WHAT IS ASKED » Drop every picture and give the entries back exactly.

TASK MATERIAL »

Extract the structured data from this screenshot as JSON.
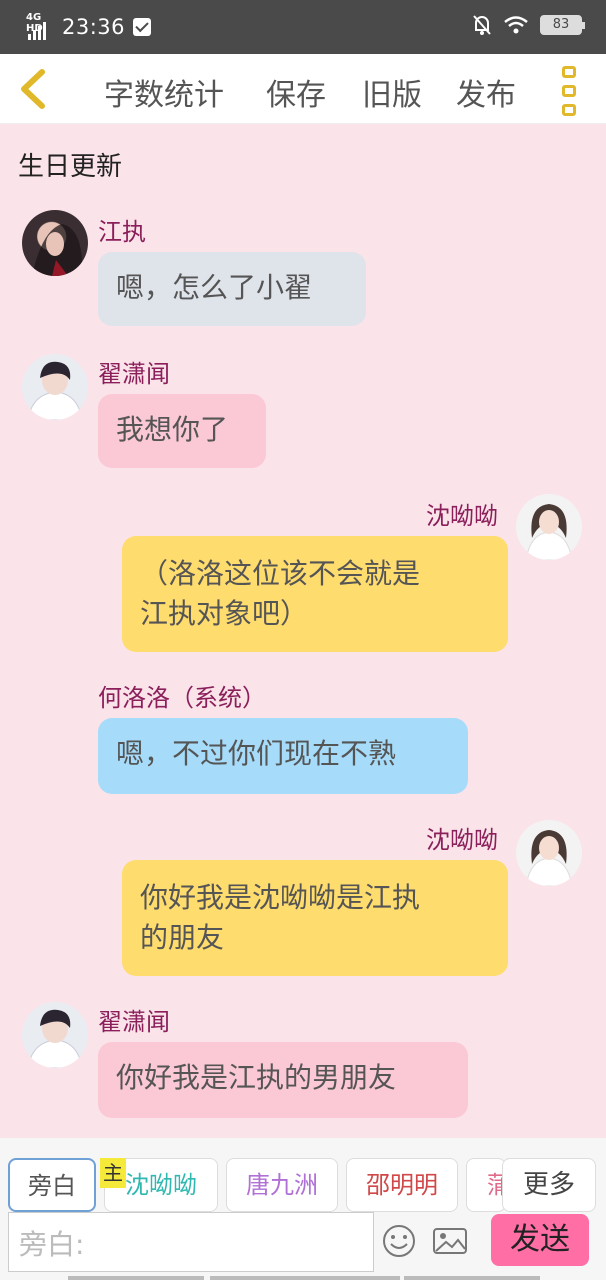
{
  "status_bar": {
    "network": "4G HD",
    "time": "23:36",
    "battery": "83"
  },
  "nav": {
    "items": [
      "字数统计",
      "保存",
      "旧版",
      "发布"
    ]
  },
  "chapter_title": "生日更新",
  "messages": [
    {
      "name": "江执",
      "text": "嗯，怎么了小翟"
    },
    {
      "name": "翟潇闻",
      "text": "我想你了"
    },
    {
      "name": "沈呦呦",
      "text_line1": "（洛洛这位该不会就是",
      "text_line2": "江执对象吧）"
    },
    {
      "name": "何洛洛（系统）",
      "text": "嗯，不过你们现在不熟"
    },
    {
      "name": "沈呦呦",
      "text_line1": "你好我是沈呦呦是江执",
      "text_line2": "的朋友"
    },
    {
      "name": "翟潇闻",
      "text": "你好我是江执的男朋友"
    }
  ],
  "bottom": {
    "roles": [
      "旁白",
      "沈呦呦",
      "唐九洲",
      "邵明明",
      "蒲"
    ],
    "host_tag": "主",
    "more_label": "更多",
    "input_placeholder": "旁白:",
    "send_label": "发送"
  },
  "colors": {
    "accent_gold": "#e0b82a",
    "name_color": "#8a1f5a",
    "send_pink": "#ff6ea5",
    "role_colors": [
      "#555555",
      "#2fb8b0",
      "#b070d6",
      "#d04848",
      "#e06a8a"
    ]
  }
}
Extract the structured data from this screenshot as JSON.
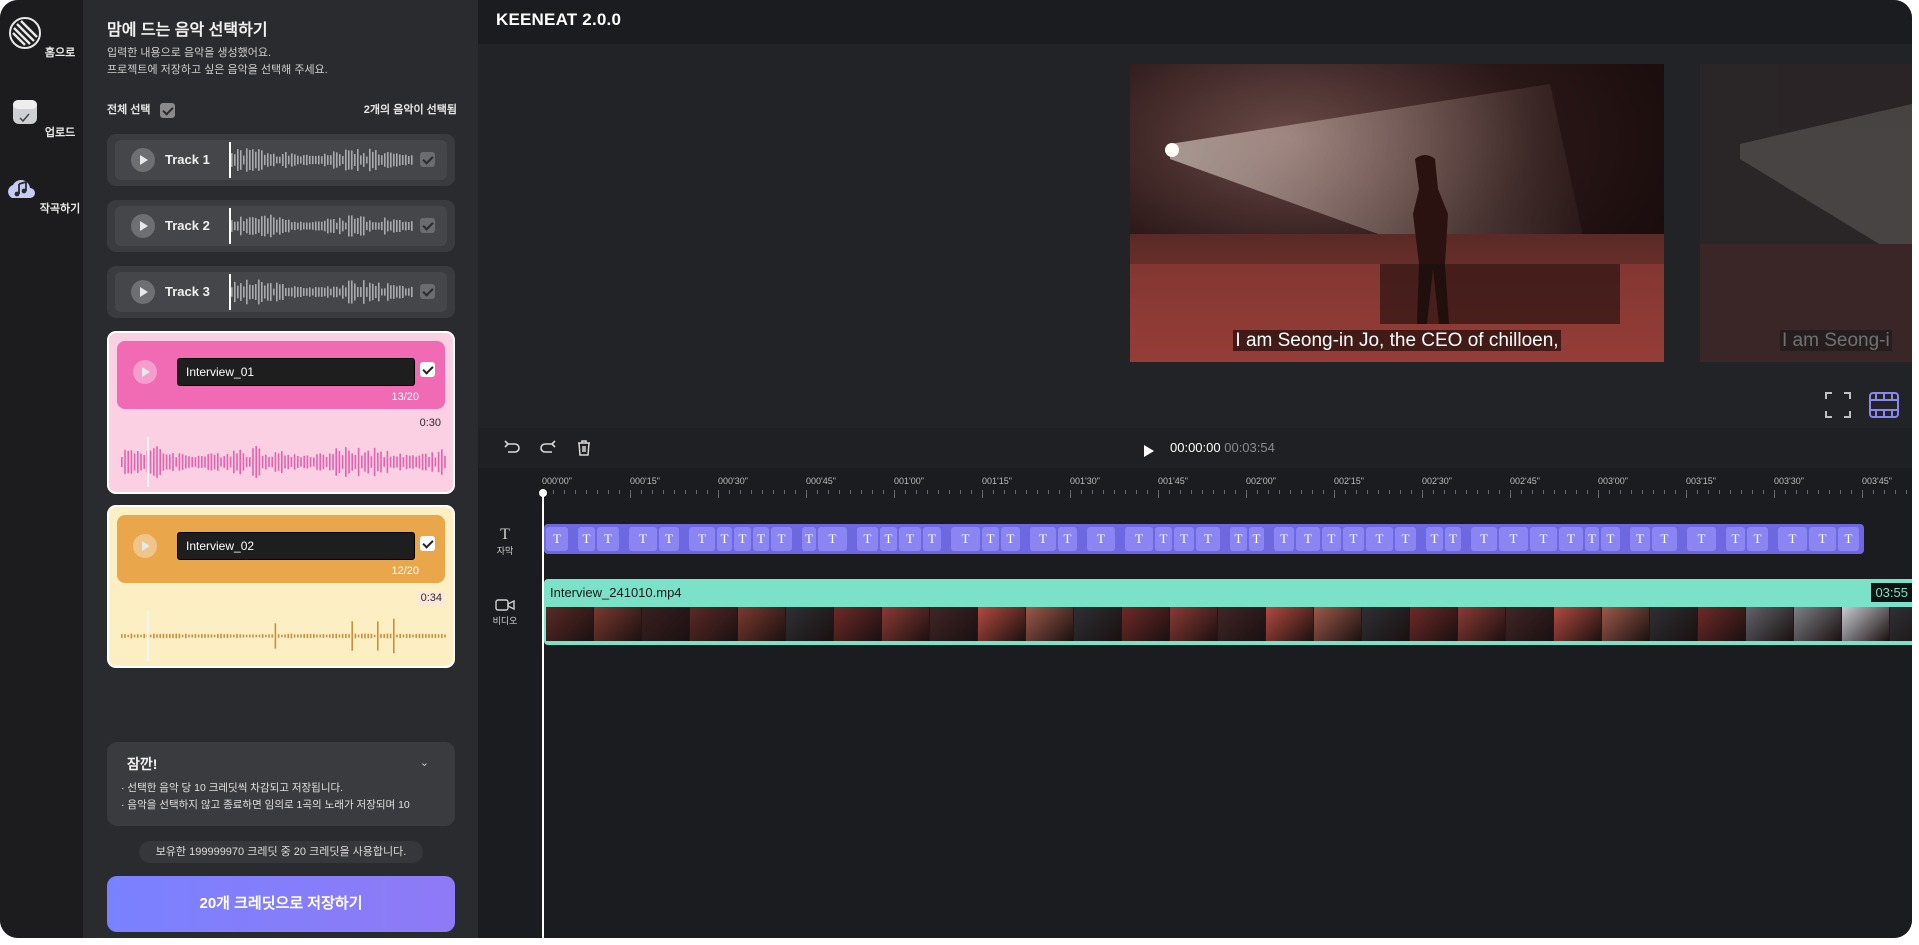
{
  "rail": {
    "items": [
      {
        "label": "홈으로"
      },
      {
        "label": "업로드"
      },
      {
        "label": "작곡하기"
      }
    ]
  },
  "panel": {
    "title": "맘에 드는 음악 선택하기",
    "desc_line1": "입력한 내용으로 음악을 생성했어요.",
    "desc_line2": "프로젝트에 저장하고 싶은 음악을 선택해 주세요.",
    "select_all": "전체 선택",
    "selected_count": "2개의 음악이 선택됨",
    "tracks": [
      {
        "name": "Track 1"
      },
      {
        "name": "Track 2"
      },
      {
        "name": "Track 3"
      }
    ],
    "cards": [
      {
        "value": "Interview_01",
        "counter": "13/20",
        "duration": "0:30",
        "accent": "#f06ab4",
        "bg": "#fbd0e3"
      },
      {
        "value": "Interview_02",
        "counter": "12/20",
        "duration": "0:34",
        "accent": "#e9a64a",
        "bg": "#fcefc3"
      }
    ],
    "notice": {
      "title": "잠깐!",
      "line1": "· 선택한 음악 당 10 크레딧씩 차감되고 저장됩니다.",
      "line2": "· 음악을 선택하지 않고 종료하면 임의로 1곡의 노래가 저장되며 10"
    },
    "credit_info": "보유한 199999970 크레딧 중 20 크레딧을 사용합니다.",
    "save_label": "20개 크레딧으로 저장하기"
  },
  "editor": {
    "app_title": "KEENEAT 2.0.0",
    "subtitle_text": "I am Seong-in Jo, the CEO of chilloen,",
    "subtitle_text_next": "I am Seong-i",
    "time_current": "00:00:00",
    "time_total": "00:03:54",
    "ruler_ticks": [
      "000'00\"",
      "000'15\"",
      "000'30\"",
      "000'45\"",
      "001'00\"",
      "001'15\"",
      "001'30\"",
      "001'45\"",
      "002'00\"",
      "002'15\"",
      "002'30\"",
      "002'45\"",
      "003'00\"",
      "003'15\"",
      "003'30\"",
      "003'45\""
    ],
    "label_subtitle": "자막",
    "label_video": "비디오",
    "video_clip_name": "Interview_241010.mp4",
    "video_clip_duration": "03:55"
  }
}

EXERCISE RESULT »
Extract the structured data from this screenshot as JSON.
{
  "status_bar": {
    "network": "4G HD",
    "time": "23:36",
    "battery": "83"
  },
  "nav": {
    "items": [
      "字数统计",
      "保存",
      "旧版",
      "发布"
    ]
  },
  "chapter_title": "生日更新",
  "messages": [
    {
      "name": "江执",
      "text": "嗯，怎么了小翟"
    },
    {
      "name": "翟潇闻",
      "text": "我想你了"
    },
    {
      "name": "沈呦呦",
      "text_line1": "（洛洛这位该不会就是",
      "text_line2": "江执对象吧）"
    },
    {
      "name": "何洛洛（系统）",
      "text": "嗯，不过你们现在不熟"
    },
    {
      "name": "沈呦呦",
      "text_line1": "你好我是沈呦呦是江执",
      "text_line2": "的朋友"
    },
    {
      "name": "翟潇闻",
      "text": "你好我是江执的男朋友"
    }
  ],
  "bottom": {
    "roles": [
      "旁白",
      "沈呦呦",
      "唐九洲",
      "邵明明",
      "蒲"
    ],
    "host_tag": "主",
    "more_label": "更多",
    "input_placeholder": "旁白:",
    "send_label": "发送"
  },
  "colors": {
    "accent_gold": "#e0b82a",
    "name_color": "#8a1f5a",
    "send_pink": "#ff6ea5",
    "role_colors": [
      "#555555",
      "#2fb8b0",
      "#b070d6",
      "#d04848",
      "#e06a8a"
    ]
  }
}
Extract the structured data from this screenshot as JSON.
{
  "rail": {
    "items": [
      {
        "label": "홈으로"
      },
      {
        "label": "업로드"
      },
      {
        "label": "작곡하기"
      }
    ]
  },
  "panel": {
    "title": "맘에 드는 음악 선택하기",
    "desc_line1": "입력한 내용으로 음악을 생성했어요.",
    "desc_line2": "프로젝트에 저장하고 싶은 음악을 선택해 주세요.",
    "select_all": "전체 선택",
    "selected_count": "2개의 음악이 선택됨",
    "tracks": [
      {
        "name": "Track 1"
      },
      {
        "name": "Track 2"
      },
      {
        "name": "Track 3"
      }
    ],
    "cards": [
      {
        "value": "Interview_01",
        "counter": "13/20",
        "duration": "0:30",
        "accent": "#f06ab4",
        "bg": "#fbd0e3"
      },
      {
        "value": "Interview_02",
        "counter": "12/20",
        "duration": "0:34",
        "accent": "#e9a64a",
        "bg": "#fcefc3"
      }
    ],
    "notice": {
      "title": "잠깐!",
      "line1": "· 선택한 음악 당 10 크레딧씩 차감되고 저장됩니다.",
      "line2": "· 음악을 선택하지 않고 종료하면 임의로 1곡의 노래가 저장되며 10"
    },
    "credit_info": "보유한 199999970 크레딧 중 20 크레딧을 사용합니다.",
    "save_label": "20개 크레딧으로 저장하기"
  },
  "editor": {
    "app_title": "KEENEAT 2.0.0",
    "subtitle_text": "I am Seong-in Jo, the CEO of chilloen,",
    "subtitle_text_next": "I am Seong-i",
    "time_current": "00:00:00",
    "time_total": "00:03:54",
    "ruler_ticks": [
      "000'00\"",
      "000'15\"",
      "000'30\"",
      "000'45\"",
      "001'00\"",
      "001'15\"",
      "001'30\"",
      "001'45\"",
      "002'00\"",
      "002'15\"",
      "002'30\"",
      "002'45\"",
      "003'00\"",
      "003'15\"",
      "003'30\"",
      "003'45\""
    ],
    "label_subtitle": "자막",
    "label_video": "비디오",
    "video_clip_name": "Interview_241010.mp4",
    "video_clip_duration": "03:55"
  }
}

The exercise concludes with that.